Collected data:
######

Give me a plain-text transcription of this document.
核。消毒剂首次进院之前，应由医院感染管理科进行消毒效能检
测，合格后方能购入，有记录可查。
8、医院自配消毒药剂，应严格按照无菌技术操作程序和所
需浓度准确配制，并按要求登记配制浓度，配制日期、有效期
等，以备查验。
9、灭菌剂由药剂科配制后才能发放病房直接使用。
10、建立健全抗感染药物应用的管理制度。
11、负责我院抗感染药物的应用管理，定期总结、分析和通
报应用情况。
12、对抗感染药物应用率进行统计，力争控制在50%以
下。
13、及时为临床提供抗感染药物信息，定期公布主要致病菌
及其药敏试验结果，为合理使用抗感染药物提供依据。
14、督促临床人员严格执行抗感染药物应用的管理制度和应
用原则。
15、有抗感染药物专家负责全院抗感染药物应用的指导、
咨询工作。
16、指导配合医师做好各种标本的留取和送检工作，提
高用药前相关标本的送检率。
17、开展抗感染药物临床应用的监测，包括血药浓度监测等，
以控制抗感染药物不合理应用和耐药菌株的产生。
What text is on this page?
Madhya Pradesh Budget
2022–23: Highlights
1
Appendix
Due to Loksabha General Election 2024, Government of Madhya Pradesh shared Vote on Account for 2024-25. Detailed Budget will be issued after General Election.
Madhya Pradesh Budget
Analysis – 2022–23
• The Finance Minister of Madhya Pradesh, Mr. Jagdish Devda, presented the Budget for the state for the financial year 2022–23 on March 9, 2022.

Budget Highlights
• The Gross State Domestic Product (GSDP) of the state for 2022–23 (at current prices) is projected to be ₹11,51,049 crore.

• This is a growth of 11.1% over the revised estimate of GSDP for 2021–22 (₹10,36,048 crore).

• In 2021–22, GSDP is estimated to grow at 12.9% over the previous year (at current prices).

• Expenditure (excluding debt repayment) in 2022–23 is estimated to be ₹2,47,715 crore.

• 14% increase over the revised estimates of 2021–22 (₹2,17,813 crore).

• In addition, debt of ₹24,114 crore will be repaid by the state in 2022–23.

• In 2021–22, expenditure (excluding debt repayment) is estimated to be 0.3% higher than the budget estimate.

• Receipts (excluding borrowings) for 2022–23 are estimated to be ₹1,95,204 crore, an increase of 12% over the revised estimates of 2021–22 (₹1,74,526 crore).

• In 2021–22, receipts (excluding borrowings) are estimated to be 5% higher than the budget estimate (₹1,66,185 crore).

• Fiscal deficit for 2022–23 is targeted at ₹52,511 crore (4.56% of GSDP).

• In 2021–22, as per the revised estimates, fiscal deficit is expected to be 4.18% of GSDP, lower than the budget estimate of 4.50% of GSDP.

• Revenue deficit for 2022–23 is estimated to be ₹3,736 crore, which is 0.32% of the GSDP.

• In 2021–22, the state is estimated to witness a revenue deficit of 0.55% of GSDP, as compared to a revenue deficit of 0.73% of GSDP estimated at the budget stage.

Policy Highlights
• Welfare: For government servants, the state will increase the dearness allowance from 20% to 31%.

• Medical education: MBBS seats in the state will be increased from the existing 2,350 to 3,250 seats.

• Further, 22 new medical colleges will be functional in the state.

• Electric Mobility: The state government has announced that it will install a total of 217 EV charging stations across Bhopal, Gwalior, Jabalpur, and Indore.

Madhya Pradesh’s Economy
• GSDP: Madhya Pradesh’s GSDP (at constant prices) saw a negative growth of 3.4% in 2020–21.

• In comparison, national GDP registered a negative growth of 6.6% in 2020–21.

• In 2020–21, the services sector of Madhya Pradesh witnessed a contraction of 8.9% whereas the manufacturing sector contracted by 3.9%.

######

Objective: Pick out the lines above that hold the string "from" and show them.

Result:
• Welfare: For government servants, the state will increase the dearness allowance from 20% to 31%.
• Medical education: MBBS seats in the state will be increased from the existing 2,350 to 3,250 seats.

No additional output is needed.